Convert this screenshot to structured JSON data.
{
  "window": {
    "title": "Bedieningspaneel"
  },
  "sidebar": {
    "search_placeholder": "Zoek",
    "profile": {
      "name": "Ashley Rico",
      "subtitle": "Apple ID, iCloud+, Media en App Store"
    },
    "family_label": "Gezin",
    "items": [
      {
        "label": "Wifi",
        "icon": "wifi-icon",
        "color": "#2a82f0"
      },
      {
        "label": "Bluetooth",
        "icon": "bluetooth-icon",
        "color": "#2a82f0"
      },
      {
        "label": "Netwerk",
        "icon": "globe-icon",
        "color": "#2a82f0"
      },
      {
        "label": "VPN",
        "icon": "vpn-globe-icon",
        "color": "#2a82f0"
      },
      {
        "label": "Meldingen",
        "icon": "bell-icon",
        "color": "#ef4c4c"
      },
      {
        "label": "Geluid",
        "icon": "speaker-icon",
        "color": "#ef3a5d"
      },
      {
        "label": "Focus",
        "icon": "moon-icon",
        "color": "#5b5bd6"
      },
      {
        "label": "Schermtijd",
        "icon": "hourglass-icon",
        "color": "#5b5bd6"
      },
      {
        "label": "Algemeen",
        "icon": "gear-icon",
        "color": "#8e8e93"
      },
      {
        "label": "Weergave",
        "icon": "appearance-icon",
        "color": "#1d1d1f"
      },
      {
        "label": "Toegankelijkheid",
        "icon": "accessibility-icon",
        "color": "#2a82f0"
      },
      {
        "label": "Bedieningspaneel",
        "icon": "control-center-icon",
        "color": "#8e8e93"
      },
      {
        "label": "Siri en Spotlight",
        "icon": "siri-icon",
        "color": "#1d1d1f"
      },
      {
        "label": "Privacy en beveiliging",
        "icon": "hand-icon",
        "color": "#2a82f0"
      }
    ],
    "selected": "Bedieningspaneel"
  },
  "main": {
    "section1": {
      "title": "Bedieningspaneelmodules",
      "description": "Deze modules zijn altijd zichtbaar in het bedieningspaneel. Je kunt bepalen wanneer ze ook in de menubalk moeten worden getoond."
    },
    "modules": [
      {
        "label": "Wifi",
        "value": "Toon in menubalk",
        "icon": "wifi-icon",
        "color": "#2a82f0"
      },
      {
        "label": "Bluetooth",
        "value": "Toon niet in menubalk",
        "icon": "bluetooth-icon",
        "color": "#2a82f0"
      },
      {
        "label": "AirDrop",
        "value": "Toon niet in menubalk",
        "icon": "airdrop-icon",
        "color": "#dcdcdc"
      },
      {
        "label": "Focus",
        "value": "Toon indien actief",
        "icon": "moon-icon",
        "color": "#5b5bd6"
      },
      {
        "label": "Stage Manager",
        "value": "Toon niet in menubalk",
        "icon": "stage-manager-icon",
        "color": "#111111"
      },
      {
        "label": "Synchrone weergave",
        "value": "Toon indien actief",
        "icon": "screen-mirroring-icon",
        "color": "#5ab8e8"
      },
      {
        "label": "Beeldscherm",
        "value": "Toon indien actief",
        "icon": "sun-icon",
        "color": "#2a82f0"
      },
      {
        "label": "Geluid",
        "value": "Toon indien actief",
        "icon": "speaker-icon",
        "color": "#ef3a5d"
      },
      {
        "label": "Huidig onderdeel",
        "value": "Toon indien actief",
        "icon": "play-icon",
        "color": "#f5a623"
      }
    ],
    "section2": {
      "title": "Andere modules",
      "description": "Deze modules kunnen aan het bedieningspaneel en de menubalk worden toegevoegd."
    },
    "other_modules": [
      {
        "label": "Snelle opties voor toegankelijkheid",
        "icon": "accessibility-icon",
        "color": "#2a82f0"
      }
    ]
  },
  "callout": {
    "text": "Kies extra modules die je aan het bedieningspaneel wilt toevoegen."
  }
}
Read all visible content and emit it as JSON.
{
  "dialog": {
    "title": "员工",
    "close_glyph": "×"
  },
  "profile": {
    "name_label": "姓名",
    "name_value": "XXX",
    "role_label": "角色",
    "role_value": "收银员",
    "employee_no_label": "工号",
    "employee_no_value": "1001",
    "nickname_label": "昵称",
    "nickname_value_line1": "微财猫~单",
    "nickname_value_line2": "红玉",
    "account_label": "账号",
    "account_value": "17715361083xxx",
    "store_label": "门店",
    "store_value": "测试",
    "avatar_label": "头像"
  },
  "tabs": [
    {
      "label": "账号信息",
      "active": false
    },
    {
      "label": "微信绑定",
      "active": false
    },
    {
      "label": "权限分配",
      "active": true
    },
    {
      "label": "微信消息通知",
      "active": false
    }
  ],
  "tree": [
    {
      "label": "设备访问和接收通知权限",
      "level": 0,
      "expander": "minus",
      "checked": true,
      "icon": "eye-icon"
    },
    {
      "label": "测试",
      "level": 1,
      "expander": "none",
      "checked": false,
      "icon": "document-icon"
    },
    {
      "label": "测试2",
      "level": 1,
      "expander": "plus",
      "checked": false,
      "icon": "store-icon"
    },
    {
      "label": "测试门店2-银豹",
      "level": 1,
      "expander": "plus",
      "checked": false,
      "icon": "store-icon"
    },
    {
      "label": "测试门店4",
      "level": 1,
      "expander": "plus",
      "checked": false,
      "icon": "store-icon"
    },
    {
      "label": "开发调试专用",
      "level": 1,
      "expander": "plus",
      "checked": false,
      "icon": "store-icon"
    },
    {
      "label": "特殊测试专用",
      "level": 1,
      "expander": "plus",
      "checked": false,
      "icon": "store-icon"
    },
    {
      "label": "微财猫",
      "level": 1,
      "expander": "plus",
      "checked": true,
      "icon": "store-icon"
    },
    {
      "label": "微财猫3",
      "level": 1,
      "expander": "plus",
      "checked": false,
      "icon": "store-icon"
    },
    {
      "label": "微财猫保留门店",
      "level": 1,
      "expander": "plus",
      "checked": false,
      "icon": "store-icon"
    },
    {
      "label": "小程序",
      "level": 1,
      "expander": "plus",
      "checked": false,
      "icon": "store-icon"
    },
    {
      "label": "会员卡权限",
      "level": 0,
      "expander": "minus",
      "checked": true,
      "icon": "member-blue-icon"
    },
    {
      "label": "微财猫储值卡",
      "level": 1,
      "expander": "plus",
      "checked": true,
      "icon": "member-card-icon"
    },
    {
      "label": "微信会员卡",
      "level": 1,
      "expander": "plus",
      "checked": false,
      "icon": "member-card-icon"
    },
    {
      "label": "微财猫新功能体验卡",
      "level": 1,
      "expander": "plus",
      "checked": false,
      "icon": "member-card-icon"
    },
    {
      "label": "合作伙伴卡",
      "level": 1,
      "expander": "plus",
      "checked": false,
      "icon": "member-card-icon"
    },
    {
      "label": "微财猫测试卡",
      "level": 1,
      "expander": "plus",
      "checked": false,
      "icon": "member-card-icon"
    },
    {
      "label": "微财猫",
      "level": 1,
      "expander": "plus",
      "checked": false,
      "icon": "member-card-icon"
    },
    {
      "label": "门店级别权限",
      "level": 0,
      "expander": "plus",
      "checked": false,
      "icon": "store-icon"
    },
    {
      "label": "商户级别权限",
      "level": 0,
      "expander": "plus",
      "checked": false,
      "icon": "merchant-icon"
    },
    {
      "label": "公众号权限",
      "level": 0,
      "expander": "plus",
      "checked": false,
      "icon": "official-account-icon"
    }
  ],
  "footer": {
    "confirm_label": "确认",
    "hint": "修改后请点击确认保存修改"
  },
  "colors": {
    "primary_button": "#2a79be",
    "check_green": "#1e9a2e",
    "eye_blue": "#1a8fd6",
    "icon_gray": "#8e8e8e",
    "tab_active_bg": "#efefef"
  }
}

▶ **OBJECTIVE**
Restate the data above word for word.

▶ **RESULT**
Convert this screenshot to structured JSON data.
{
  "window": {
    "title": "Bedieningspaneel"
  },
  "sidebar": {
    "search_placeholder": "Zoek",
    "profile": {
      "name": "Ashley Rico",
      "subtitle": "Apple ID, iCloud+, Media en App Store"
    },
    "family_label": "Gezin",
    "items": [
      {
        "label": "Wifi",
        "icon": "wifi-icon",
        "color": "#2a82f0"
      },
      {
        "label": "Bluetooth",
        "icon": "bluetooth-icon",
        "color": "#2a82f0"
      },
      {
        "label": "Netwerk",
        "icon": "globe-icon",
        "color": "#2a82f0"
      },
      {
        "label": "VPN",
        "icon": "vpn-globe-icon",
        "color": "#2a82f0"
      },
      {
        "label": "Meldingen",
        "icon": "bell-icon",
        "color": "#ef4c4c"
      },
      {
        "label": "Geluid",
        "icon": "speaker-icon",
        "color": "#ef3a5d"
      },
      {
        "label": "Focus",
        "icon": "moon-icon",
        "color": "#5b5bd6"
      },
      {
        "label": "Schermtijd",
        "icon": "hourglass-icon",
        "color": "#5b5bd6"
      },
      {
        "label": "Algemeen",
        "icon": "gear-icon",
        "color": "#8e8e93"
      },
      {
        "label": "Weergave",
        "icon": "appearance-icon",
        "color": "#1d1d1f"
      },
      {
        "label": "Toegankelijkheid",
        "icon": "accessibility-icon",
        "color": "#2a82f0"
      },
      {
        "label": "Bedieningspaneel",
        "icon": "control-center-icon",
        "color": "#8e8e93"
      },
      {
        "label": "Siri en Spotlight",
        "icon": "siri-icon",
        "color": "#1d1d1f"
      },
      {
        "label": "Privacy en beveiliging",
        "icon": "hand-icon",
        "color": "#2a82f0"
      }
    ],
    "selected": "Bedieningspaneel"
  },
  "main": {
    "section1": {
      "title": "Bedieningspaneelmodules",
      "description": "Deze modules zijn altijd zichtbaar in het bedieningspaneel. Je kunt bepalen wanneer ze ook in de menubalk moeten worden getoond."
    },
    "modules": [
      {
        "label": "Wifi",
        "value": "Toon in menubalk",
        "icon": "wifi-icon",
        "color": "#2a82f0"
      },
      {
        "label": "Bluetooth",
        "value": "Toon niet in menubalk",
        "icon": "bluetooth-icon",
        "color": "#2a82f0"
      },
      {
        "label": "AirDrop",
        "value": "Toon niet in menubalk",
        "icon": "airdrop-icon",
        "color": "#dcdcdc"
      },
      {
        "label": "Focus",
        "value": "Toon indien actief",
        "icon": "moon-icon",
        "color": "#5b5bd6"
      },
      {
        "label": "Stage Manager",
        "value": "Toon niet in menubalk",
        "icon": "stage-manager-icon",
        "color": "#111111"
      },
      {
        "label": "Synchrone weergave",
        "value": "Toon indien actief",
        "icon": "screen-mirroring-icon",
        "color": "#5ab8e8"
      },
      {
        "label": "Beeldscherm",
        "value": "Toon indien actief",
        "icon": "sun-icon",
        "color": "#2a82f0"
      },
      {
        "label": "Geluid",
        "value": "Toon indien actief",
        "icon": "speaker-icon",
        "color": "#ef3a5d"
      },
      {
        "label": "Huidig onderdeel",
        "value": "Toon indien actief",
        "icon": "play-icon",
        "color": "#f5a623"
      }
    ],
    "section2": {
      "title": "Andere modules",
      "description": "Deze modules kunnen aan het bedieningspaneel en de menubalk worden toegevoegd."
    },
    "other_modules": [
      {
        "label": "Snelle opties voor toegankelijkheid",
        "icon": "accessibility-icon",
        "color": "#2a82f0"
      }
    ]
  },
  "callout": {
    "text": "Kies extra modules die je aan het bedieningspaneel wilt toevoegen."
  }
}
Read all visible content and emit it as JSON.
{
  "dialog": {
    "title": "员工",
    "close_glyph": "×"
  },
  "profile": {
    "name_label": "姓名",
    "name_value": "XXX",
    "role_label": "角色",
    "role_value": "收银员",
    "employee_no_label": "工号",
    "employee_no_value": "1001",
    "nickname_label": "昵称",
    "nickname_value_line1": "微财猫~单",
    "nickname_value_line2": "红玉",
    "account_label": "账号",
    "account_value": "17715361083xxx",
    "store_label": "门店",
    "store_value": "测试",
    "avatar_label": "头像"
  },
  "tabs": [
    {
      "label": "账号信息",
      "active": false
    },
    {
      "label": "微信绑定",
      "active": false
    },
    {
      "label": "权限分配",
      "active": true
    },
    {
      "label": "微信消息通知",
      "active": false
    }
  ],
  "tree": [
    {
      "label": "设备访问和接收通知权限",
      "level": 0,
      "expander": "minus",
      "checked": true,
      "icon": "eye-icon"
    },
    {
      "label": "测试",
      "level": 1,
      "expander": "none",
      "checked": false,
      "icon": "document-icon"
    },
    {
      "label": "测试2",
      "level": 1,
      "expander": "plus",
      "checked": false,
      "icon": "store-icon"
    },
    {
      "label": "测试门店2-银豹",
      "level": 1,
      "expander": "plus",
      "checked": false,
      "icon": "store-icon"
    },
    {
      "label": "测试门店4",
      "level": 1,
      "expander": "plus",
      "checked": false,
      "icon": "store-icon"
    },
    {
      "label": "开发调试专用",
      "level": 1,
      "expander": "plus",
      "checked": false,
      "icon": "store-icon"
    },
    {
      "label": "特殊测试专用",
      "level": 1,
      "expander": "plus",
      "checked": false,
      "icon": "store-icon"
    },
    {
      "label": "微财猫",
      "level": 1,
      "expander": "plus",
      "checked": true,
      "icon": "store-icon"
    },
    {
      "label": "微财猫3",
      "level": 1,
      "expander": "plus",
      "checked": false,
      "icon": "store-icon"
    },
    {
      "label": "微财猫保留门店",
      "level": 1,
      "expander": "plus",
      "checked": false,
      "icon": "store-icon"
    },
    {
      "label": "小程序",
      "level": 1,
      "expander": "plus",
      "checked": false,
      "icon": "store-icon"
    },
    {
      "label": "会员卡权限",
      "level": 0,
      "expander": "minus",
      "checked": true,
      "icon": "member-blue-icon"
    },
    {
      "label": "微财猫储值卡",
      "level": 1,
      "expander": "plus",
      "checked": true,
      "icon": "member-card-icon"
    },
    {
      "label": "微信会员卡",
      "level": 1,
      "expander": "plus",
      "checked": false,
      "icon": "member-card-icon"
    },
    {
      "label": "微财猫新功能体验卡",
      "level": 1,
      "expander": "plus",
      "checked": false,
      "icon": "member-card-icon"
    },
    {
      "label": "合作伙伴卡",
      "level": 1,
      "expander": "plus",
      "checked": false,
      "icon": "member-card-icon"
    },
    {
      "label": "微财猫测试卡",
      "level": 1,
      "expander": "plus",
      "checked": false,
      "icon": "member-card-icon"
    },
    {
      "label": "微财猫",
      "level": 1,
      "expander": "plus",
      "checked": false,
      "icon": "member-card-icon"
    },
    {
      "label": "门店级别权限",
      "level": 0,
      "expander": "plus",
      "checked": false,
      "icon": "store-icon"
    },
    {
      "label": "商户级别权限",
      "level": 0,
      "expander": "plus",
      "checked": false,
      "icon": "merchant-icon"
    },
    {
      "label": "公众号权限",
      "level": 0,
      "expander": "plus",
      "checked": false,
      "icon": "official-account-icon"
    }
  ],
  "footer": {
    "confirm_label": "确认",
    "hint": "修改后请点击确认保存修改"
  },
  "colors": {
    "primary_button": "#2a79be",
    "check_green": "#1e9a2e",
    "eye_blue": "#1a8fd6",
    "icon_gray": "#8e8e8e",
    "tab_active_bg": "#efefef"
  }
}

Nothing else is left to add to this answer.